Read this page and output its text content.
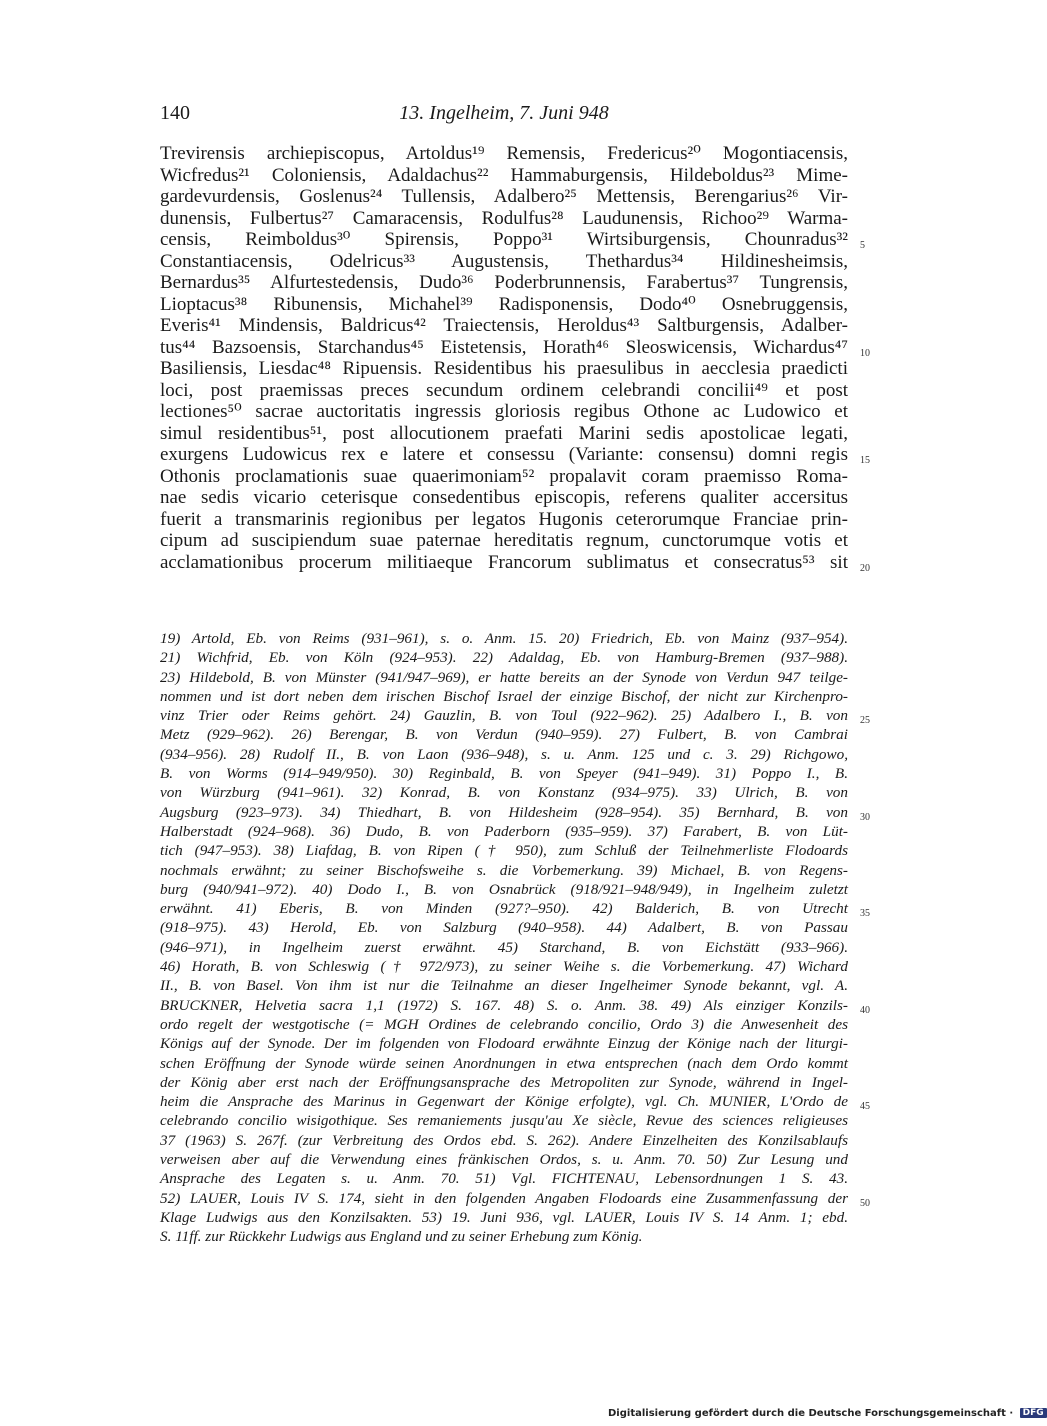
140	13. Ingelheim, 7. Juni 948
Trevirensis archiepiscopus, Artoldus¹⁹ Remensis, Fredericus²⁰ Mogontiacensis,
Wicfredus²¹ Coloniensis, Adaldachus²² Hammaburgensis, Hildeboldus²³ Mime-
gardevurdensis, Goslenus²⁴ Tullensis, Adalbero²⁵ Mettensis, Berengarius²⁶ Vir-
dunensis, Fulbertus²⁷ Camaracensis, Rodulfus²⁸ Laudunensis, Richoo²⁹ Warma-
censis, Reimboldus³⁰ Spirensis, Poppo³¹ Wirtsiburgensis, Chounradus³² 5
Constantiacensis, Odelricus³³ Augustensis, Thethardus³⁴ Hildinesheimsis,
Bernardus³⁵ Alfurtestedensis, Dudo³⁶ Poderbrunnensis, Farabertus³⁷ Tungrensis,
Lioptacus³⁸ Ribunensis, Michahel³⁹ Radisponensis, Dodo⁴⁰ Osnebruggensis,
Everis⁴¹ Mindensis, Baldricus⁴² Traiectensis, Heroldus⁴³ Saltburgensis, Adalber-
tus⁴⁴ Bazsoensis, Starchandus⁴⁵ Eistetensis, Horath⁴⁶ Sleoswicensis, Wichardus⁴⁷ 10
Basiliensis, Liesdac⁴⁸ Ripuensis. Residentibus his praesulibus in aecclesia praedicti
loci, post praemissas preces secundum ordinem celebrandi concilii⁴⁹ et post
lectiones⁵⁰ sacrae auctoritatis ingressis gloriosis regibus Othone ac Ludowico et
simul residentibus⁵¹, post allocutionem praefati Marini sedis apostolicae legati,
exurgens Ludowicus rex e latere et consessu (Variante: consensu) domni regis 15
Othonis proclamationis suae quaerimoniam⁵² propalavit coram praemisso Roma-
nae sedis vicario ceterisque consedentibus episcopis, referens qualiter accersitus
fuerit a transmarinis regionibus per legatos Hugonis ceterorumque Franciae prin-
cipum ad suscipiendum suae paternae hereditatis regnum, cunctorumque votis et
acclamationibus procerum militiaeque Francorum sublimatus et consecratus⁵³ sit 20
19) Artold, Eb. von Reims (931–961), s. o. Anm. 15. 20) Friedrich, Eb. von Mainz (937–954).
21) Wichfrid, Eb. von Köln (924–953). 22) Adaldag, Eb. von Hamburg-Bremen (937–988).
23) Hildebold, B. von Münster (941/947–969), er hatte bereits an der Synode von Verdun 947 teilge-
nommen und ist dort neben dem irischen Bischof Israel der einzige Bischof, der nicht zur Kirchenpro-
vinz Trier oder Reims gehört. 24) Gauzlin, B. von Toul (922–962). 25) Adalbero I., B. von 25
Metz (929–962). 26) Berengar, B. von Verdun (940–959). 27) Fulbert, B. von Cambrai
(934–956). 28) Rudolf II., B. von Laon (936–948), s. u. Anm. 125 und c. 3. 29) Richgowo,
B. von Worms (914–949/950). 30) Reginbald, B. von Speyer (941–949). 31) Poppo I., B.
von Würzburg (941–961). 32) Konrad, B. von Konstanz (934–975). 33) Ulrich, B. von
Augsburg (923–973). 34) Thiedhart, B. von Hildesheim (928–954). 35) Bernhard, B. von 30
Halberstadt (924–968). 36) Dudo, B. von Paderborn (935–959). 37) Farabert, B. von Lüt-
tich (947–953). 38) Liafdag, B. von Ripen († 950), zum Schluß der Teilnehmerliste Flodoards
nochmals erwähnt; zu seiner Bischofsweihe s. die Vorbemerkung. 39) Michael, B. von Regens-
burg (940/941–972). 40) Dodo I., B. von Osnabrück (918/921–948/949), in Ingelheim zuletzt
erwähnt. 41) Eberis, B. von Minden (927?–950). 42) Balderich, B. von Utrecht 35
(918–975). 43) Herold, Eb. von Salzburg (940–958). 44) Adalbert, B. von Passau
(946–971), in Ingelheim zuerst erwähnt. 45) Starchand, B. von Eichstätt (933–966).
46) Horath, B. von Schleswig († 972/973), zu seiner Weihe s. die Vorbemerkung. 47) Wichard
II., B. von Basel. Von ihm ist nur die Teilnahme an dieser Ingelheimer Synode bekannt, vgl. A.
BRUCKNER, Helvetia sacra 1,1 (1972) S. 167. 48) S. o. Anm. 38. 49) Als einziger Konzils- 40
ordo regelt der westgotische (= MGH Ordines de celebrando concilio, Ordo 3) die Anwesenheit des
Königs auf der Synode. Der im folgenden von Flodoard erwähnte Einzug der Könige nach der liturgi-
schen Eröffnung der Synode würde seinen Anordnungen in etwa entsprechen (nach dem Ordo kommt
der König aber erst nach der Eröffnungsansprache des Metropoliten zur Synode, während in Ingel-
heim die Ansprache des Marinus in Gegenwart der Könige erfolgte), vgl. Ch. MUNIER, L'Ordo de 45
celebrando concilio wisigothique. Ses remaniements jusqu'au Xe siècle, Revue des sciences religieuses
37 (1963) S. 267f. (zur Verbreitung des Ordos ebd. S. 262). Andere Einzelheiten des Konzilsablaufs
verweisen aber auf die Verwendung eines fränkischen Ordos, s. u. Anm. 70. 50) Zur Lesung und
Ansprache des Legaten s. u. Anm. 70. 51) Vgl. FICHTENAU, Lebensordnungen 1 S. 43.
52) LAUER, Louis IV S. 174, sieht in den folgenden Angaben Flodoards eine Zusammenfassung der 50
Klage Ludwigs aus den Konzilsakten. 53) 19. Juni 936, vgl. LAUER, Louis IV S. 14 Anm. 1; ebd.
S. 11ff. zur Rückkehr Ludwigs aus England und zu seiner Erhebung zum König.
Digitalisierung gefördert durch die Deutsche Forschungsgemeinschaft · DFG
----
● **WORK TO DO**:
Pull every line containing "Reims" out of the records.

● **ANSWER IN FULL**:
19) Artold, Eb. von Reims (931–961), s. o. Anm. 15. 20) Friedrich, Eb. von Mainz (937–954).
vinz Trier oder Reims gehört. 24) Gauzlin, B. von Toul (922–962). 25) Adalbero I., B. von 25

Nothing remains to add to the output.